Saved entries:
^^^^^^^^

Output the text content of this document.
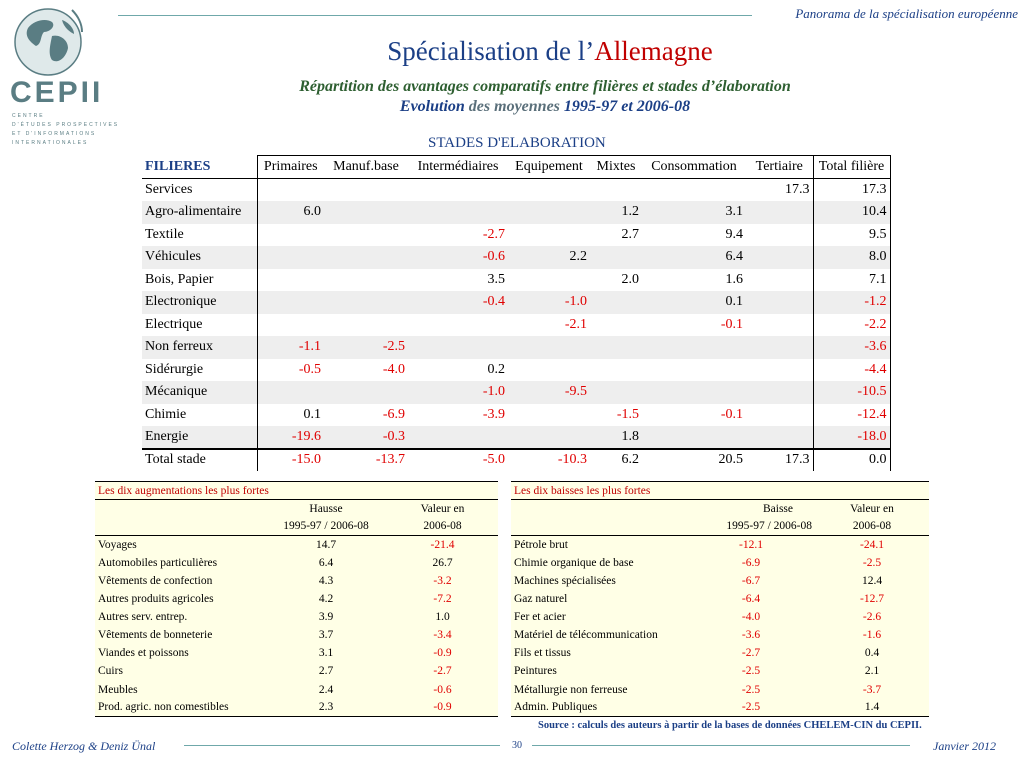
CEPII
CENTRE
D'ÉTUDES PROSPECTIVES
ET D'INFORMATIONS
INTERNATIONALES
Panorama de la spécialisation européenne
Spécialisation de l’Allemagne
Répartition des avantages comparatifs entre filières et stades d’élaboration
Evolution des moyennes 1995-97 et 2006-08
STADES D'ELABORATION
FILIERES	Primaires	Manuf.base	Intermédiaires	Equipement	Mixtes	Consommation	Tertiaire	Total filière
Services							17.3	17.3
Agro-alimentaire	6.0				1.2	3.1		10.4
Textile			-2.7		2.7	9.4		9.5
Véhicules			-0.6	2.2		6.4		8.0
Bois, Papier			3.5		2.0	1.6		7.1
Electronique			-0.4	-1.0		0.1		-1.2
Electrique				-2.1		-0.1		-2.2
Non ferreux	-1.1	-2.5						-3.6
Sidérurgie	-0.5	-4.0	0.2					-4.4
Mécanique			-1.0	-9.5				-10.5
Chimie	0.1	-6.9	-3.9		-1.5	-0.1		-12.4
Energie	-19.6	-0.3			1.8			-18.0
Total stade	-15.0	-13.7	-5.0	-10.3	6.2	20.5	17.3	0.0
Les dix augmentations les plus fortes		
	Hausse	Valeur en
	1995-97 / 2006-08	2006-08
Voyages	14.7	-21.4
Automobiles particulières	6.4	26.7
Vêtements de confection	4.3	-3.2
Autres produits agricoles	4.2	-7.2
Autres serv. entrep.	3.9	1.0
Vêtements de bonneterie	3.7	-3.4
Viandes et poissons	3.1	-0.9
Cuirs	2.7	-2.7
Meubles	2.4	-0.6
Prod. agric. non comestibles	2.3	-0.9
Les dix baisses les plus fortes		
	Baisse	Valeur en
	1995-97 / 2006-08	2006-08
Pétrole brut	-12.1	-24.1
Chimie organique de base	-6.9	-2.5
Machines spécialisées	-6.7	12.4
Gaz naturel	-6.4	-12.7
Fer et acier	-4.0	-2.6
Matériel de télécommunication	-3.6	-1.6
Fils et tissus	-2.7	0.4
Peintures	-2.5	2.1
Métallurgie non ferreuse	-2.5	-3.7
Admin. Publiques	-2.5	1.4
Source : calculs des auteurs à partir de la bases de données CHELEM-CIN du CEPII.
Colette Herzog & Deniz Ünal	30	Janvier 2012
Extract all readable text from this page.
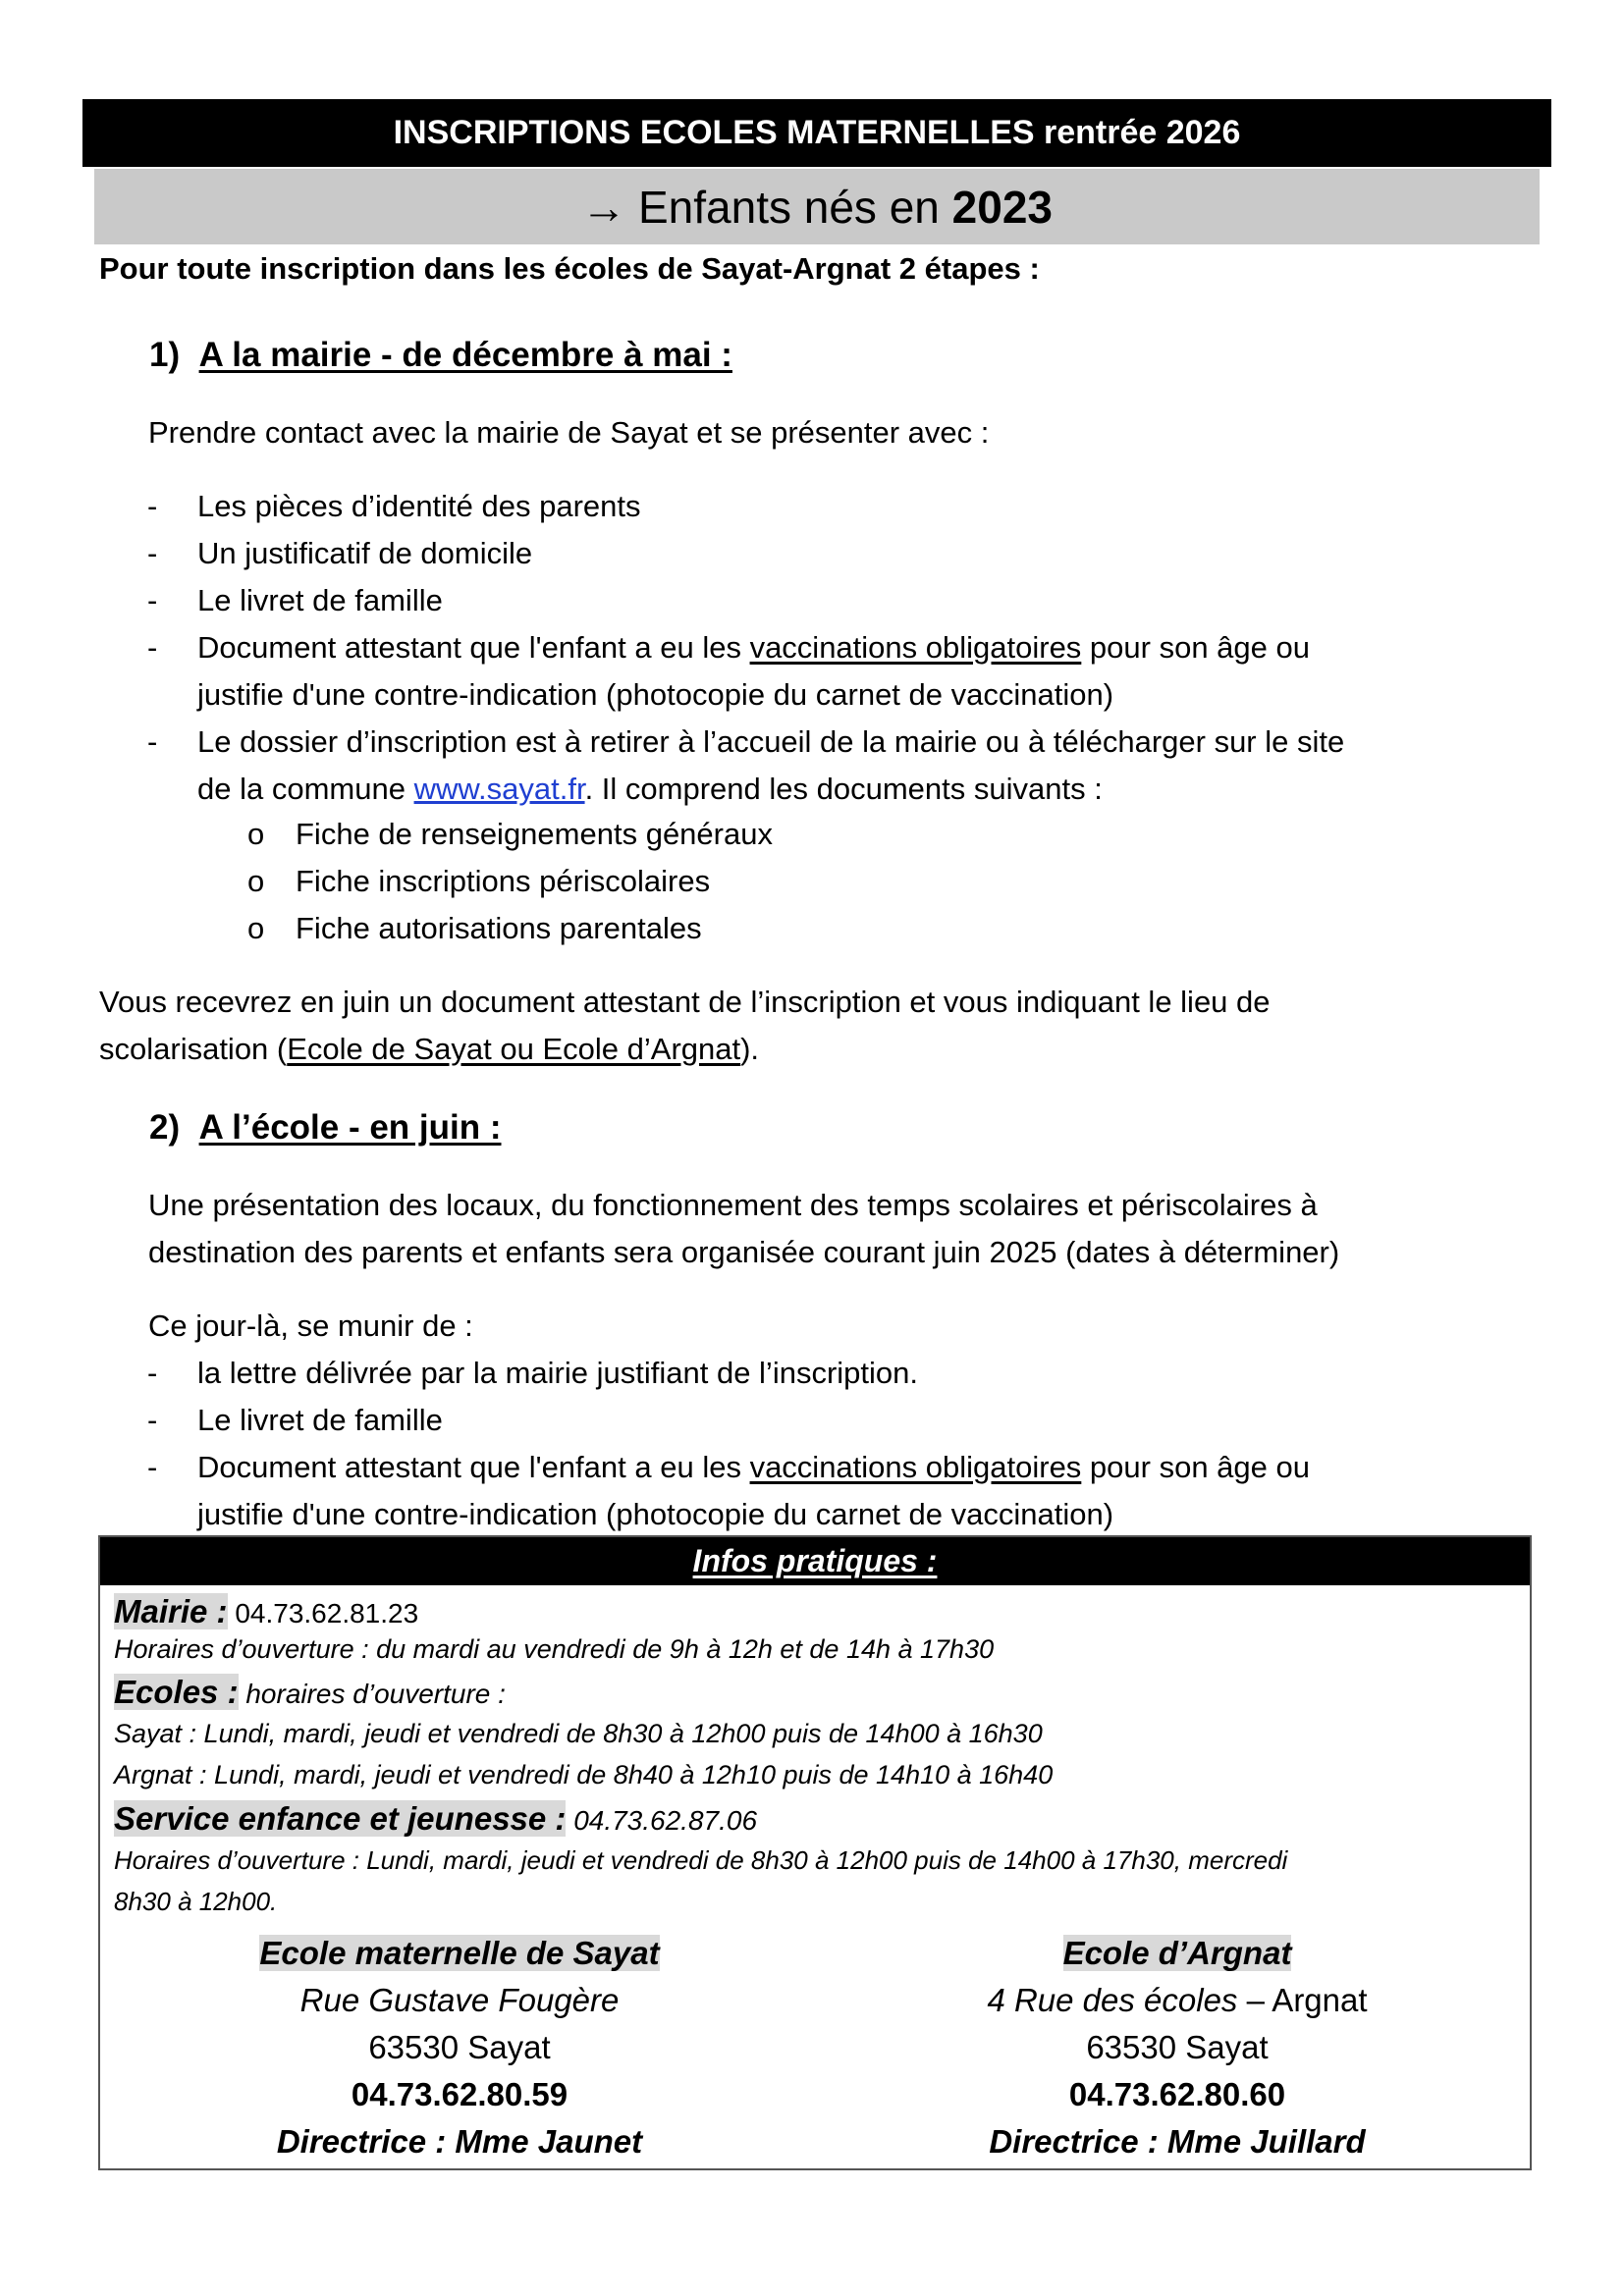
INSCRIPTIONS ECOLES MATERNELLES rentrée 2026
→ Enfants nés en
2023
Pour toute inscription dans les écoles de Sayat-Argnat 2 étapes :
1) A la mairie - de décembre à mai :
Prendre contact avec la mairie de Sayat et se présenter avec :
- Les pièces d’identité des parents
- Un justificatif de domicile
- Le livret de famille
- Document attestant que l'enfant a eu les vaccinations obligatoires pour son âge ou
justifie d'une contre-indication (photocopie du carnet de vaccination)
- Le dossier d’inscription est à retirer à l’accueil de la mairie ou à télécharger sur le site
de la commune www.sayat.fr. Il comprend les documents suivants :
o Fiche de renseignements généraux
o Fiche inscriptions périscolaires
o Fiche autorisations parentales
Vous recevrez en juin un document attestant de l’inscription et vous indiquant le lieu de
scolarisation (Ecole de Sayat ou Ecole d’Argnat).
2) A l’école - en juin :
Une présentation des locaux, du fonctionnement des temps scolaires et périscolaires à
destination des parents et enfants sera organisée courant juin 2025 (dates à déterminer)
Ce jour-là, se munir de :
- la lettre délivrée par la mairie justifiant de l’inscription.
- Le livret de famille
- Document attestant que l'enfant a eu les vaccinations obligatoires pour son âge ou
justifie d'une contre-indication (photocopie du carnet de vaccination)
Infos pratiques :
Mairie : 04.73.62.81.23
Horaires d’ouverture : du mardi au vendredi de 9h à 12h et de 14h à 17h30
Ecoles : horaires d’ouverture :
Sayat : Lundi, mardi, jeudi et vendredi de 8h30 à 12h00 puis de 14h00 à 16h30
Argnat : Lundi, mardi, jeudi et vendredi de 8h40 à 12h10 puis de 14h10 à 16h40
Service enfance et jeunesse : 04.73.62.87.06
Horaires d’ouverture : Lundi, mardi, jeudi et vendredi de 8h30 à 12h00 puis de 14h00 à 17h30, mercredi
8h30 à 12h00.
Ecole maternelle de Sayat
Rue Gustave Fougère
63530 Sayat
04.73.62.80.59
Directrice : Mme Jaunet
Ecole d’Argnat
4 Rue des écoles – Argnat
63530 Sayat
04.73.62.80.60
Directrice : Mme Juillard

^^^^^^^^

Each line above that includes "this" counts once; state the total and nothing more.

2